--- TASK TO COMPLETE ---
Locate and copy all lines bearing the word "heading".
□ □ □ □ □
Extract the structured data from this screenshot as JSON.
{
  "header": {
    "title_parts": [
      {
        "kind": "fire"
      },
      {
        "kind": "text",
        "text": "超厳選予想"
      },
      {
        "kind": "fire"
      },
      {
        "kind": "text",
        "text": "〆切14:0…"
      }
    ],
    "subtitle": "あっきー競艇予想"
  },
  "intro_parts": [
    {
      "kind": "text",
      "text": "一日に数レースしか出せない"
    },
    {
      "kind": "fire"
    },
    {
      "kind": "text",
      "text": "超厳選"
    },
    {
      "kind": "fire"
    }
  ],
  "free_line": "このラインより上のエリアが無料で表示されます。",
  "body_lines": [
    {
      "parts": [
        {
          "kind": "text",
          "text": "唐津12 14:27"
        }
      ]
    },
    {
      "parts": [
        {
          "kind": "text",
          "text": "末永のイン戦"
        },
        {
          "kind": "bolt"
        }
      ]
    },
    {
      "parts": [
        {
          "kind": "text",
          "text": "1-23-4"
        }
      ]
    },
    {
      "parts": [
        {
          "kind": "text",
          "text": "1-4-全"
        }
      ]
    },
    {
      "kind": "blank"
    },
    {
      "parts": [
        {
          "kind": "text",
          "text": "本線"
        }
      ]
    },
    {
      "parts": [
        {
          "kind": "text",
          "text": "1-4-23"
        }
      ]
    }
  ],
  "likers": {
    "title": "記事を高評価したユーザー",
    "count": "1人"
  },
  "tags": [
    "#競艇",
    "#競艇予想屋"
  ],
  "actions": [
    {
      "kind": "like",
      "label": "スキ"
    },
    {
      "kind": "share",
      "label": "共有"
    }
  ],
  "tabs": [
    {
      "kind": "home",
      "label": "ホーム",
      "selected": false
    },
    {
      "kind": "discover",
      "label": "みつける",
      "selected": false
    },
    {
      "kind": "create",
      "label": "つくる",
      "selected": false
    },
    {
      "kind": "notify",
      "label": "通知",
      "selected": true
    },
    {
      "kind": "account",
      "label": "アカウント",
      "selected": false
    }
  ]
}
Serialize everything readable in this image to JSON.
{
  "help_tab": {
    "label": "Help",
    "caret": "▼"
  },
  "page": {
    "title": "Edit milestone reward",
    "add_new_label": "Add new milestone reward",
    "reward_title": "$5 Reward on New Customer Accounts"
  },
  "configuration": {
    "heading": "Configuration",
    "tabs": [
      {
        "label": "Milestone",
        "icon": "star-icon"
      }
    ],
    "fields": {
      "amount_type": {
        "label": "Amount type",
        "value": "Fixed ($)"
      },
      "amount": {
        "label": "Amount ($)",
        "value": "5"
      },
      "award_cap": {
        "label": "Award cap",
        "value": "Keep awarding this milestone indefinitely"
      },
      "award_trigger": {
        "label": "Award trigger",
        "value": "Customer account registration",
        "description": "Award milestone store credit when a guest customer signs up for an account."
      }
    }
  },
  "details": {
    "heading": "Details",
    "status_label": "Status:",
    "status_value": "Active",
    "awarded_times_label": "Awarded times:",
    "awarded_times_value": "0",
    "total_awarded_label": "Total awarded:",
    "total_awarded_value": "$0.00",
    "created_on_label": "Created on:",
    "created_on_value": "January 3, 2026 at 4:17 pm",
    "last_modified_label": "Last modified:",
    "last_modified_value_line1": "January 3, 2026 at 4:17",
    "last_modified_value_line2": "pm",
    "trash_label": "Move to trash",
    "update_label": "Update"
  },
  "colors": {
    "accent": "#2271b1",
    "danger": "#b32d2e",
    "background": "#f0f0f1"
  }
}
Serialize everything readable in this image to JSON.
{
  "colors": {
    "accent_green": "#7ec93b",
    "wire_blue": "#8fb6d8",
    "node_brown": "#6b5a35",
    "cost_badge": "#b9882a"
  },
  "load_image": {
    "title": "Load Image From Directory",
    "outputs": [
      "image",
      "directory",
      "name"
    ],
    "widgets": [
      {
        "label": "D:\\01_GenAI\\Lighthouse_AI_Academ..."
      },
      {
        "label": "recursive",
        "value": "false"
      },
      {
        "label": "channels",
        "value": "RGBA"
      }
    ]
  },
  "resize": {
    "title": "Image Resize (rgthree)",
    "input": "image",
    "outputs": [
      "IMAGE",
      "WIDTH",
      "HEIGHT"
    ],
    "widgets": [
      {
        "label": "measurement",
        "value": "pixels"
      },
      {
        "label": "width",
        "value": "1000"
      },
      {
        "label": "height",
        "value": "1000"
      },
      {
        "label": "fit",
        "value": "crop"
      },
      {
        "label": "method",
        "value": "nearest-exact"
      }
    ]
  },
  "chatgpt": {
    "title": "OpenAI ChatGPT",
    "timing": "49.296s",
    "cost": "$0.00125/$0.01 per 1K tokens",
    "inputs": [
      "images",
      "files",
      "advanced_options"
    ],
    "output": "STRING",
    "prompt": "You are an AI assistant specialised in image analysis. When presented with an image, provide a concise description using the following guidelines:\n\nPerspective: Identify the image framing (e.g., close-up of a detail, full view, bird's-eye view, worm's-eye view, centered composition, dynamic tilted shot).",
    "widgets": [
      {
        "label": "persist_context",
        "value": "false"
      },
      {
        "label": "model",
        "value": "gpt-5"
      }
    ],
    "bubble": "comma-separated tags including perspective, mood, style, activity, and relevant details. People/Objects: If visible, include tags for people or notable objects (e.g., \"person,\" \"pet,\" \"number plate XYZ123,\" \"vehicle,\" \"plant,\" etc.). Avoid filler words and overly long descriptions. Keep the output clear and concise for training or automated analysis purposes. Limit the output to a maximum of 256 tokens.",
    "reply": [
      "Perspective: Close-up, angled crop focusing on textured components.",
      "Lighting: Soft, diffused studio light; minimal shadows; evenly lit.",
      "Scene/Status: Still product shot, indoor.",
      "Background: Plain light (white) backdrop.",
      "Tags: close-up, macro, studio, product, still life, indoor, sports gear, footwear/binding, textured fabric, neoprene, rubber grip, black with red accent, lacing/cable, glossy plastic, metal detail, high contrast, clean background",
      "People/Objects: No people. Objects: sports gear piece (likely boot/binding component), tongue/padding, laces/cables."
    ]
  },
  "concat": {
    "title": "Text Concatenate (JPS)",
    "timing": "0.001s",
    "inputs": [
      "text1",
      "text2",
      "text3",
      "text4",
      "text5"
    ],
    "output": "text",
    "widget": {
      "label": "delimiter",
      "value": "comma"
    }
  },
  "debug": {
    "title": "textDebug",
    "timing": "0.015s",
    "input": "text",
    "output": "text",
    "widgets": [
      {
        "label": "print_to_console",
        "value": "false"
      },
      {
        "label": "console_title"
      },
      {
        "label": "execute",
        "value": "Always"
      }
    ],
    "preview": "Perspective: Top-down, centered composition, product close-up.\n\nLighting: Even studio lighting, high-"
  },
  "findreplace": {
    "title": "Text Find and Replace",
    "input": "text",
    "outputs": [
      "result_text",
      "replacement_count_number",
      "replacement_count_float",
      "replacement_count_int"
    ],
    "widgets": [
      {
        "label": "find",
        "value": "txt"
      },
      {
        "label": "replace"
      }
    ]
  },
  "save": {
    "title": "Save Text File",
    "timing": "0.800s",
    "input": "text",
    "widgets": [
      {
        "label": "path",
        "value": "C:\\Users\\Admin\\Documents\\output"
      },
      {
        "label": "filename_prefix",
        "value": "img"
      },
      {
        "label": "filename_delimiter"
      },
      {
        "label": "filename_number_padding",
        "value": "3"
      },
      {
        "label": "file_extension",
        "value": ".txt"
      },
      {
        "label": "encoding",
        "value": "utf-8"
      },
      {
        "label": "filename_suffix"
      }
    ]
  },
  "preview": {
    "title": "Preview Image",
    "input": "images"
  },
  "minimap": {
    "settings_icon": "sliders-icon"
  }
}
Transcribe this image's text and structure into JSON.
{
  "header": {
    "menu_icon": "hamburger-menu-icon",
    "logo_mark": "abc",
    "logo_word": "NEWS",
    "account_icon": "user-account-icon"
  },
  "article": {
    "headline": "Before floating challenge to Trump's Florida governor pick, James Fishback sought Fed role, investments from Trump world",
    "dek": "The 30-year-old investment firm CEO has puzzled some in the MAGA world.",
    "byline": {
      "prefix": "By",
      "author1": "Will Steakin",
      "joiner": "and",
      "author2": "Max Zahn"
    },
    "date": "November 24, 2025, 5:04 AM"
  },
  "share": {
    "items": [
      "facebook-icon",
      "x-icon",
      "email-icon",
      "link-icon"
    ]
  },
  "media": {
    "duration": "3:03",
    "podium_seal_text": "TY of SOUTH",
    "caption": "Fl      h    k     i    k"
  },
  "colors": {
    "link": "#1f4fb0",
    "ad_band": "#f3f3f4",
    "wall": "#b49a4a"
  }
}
□ □ □ □ □
--- SOLUTION ---
    "heading": "Configuration",
    "heading": "Details",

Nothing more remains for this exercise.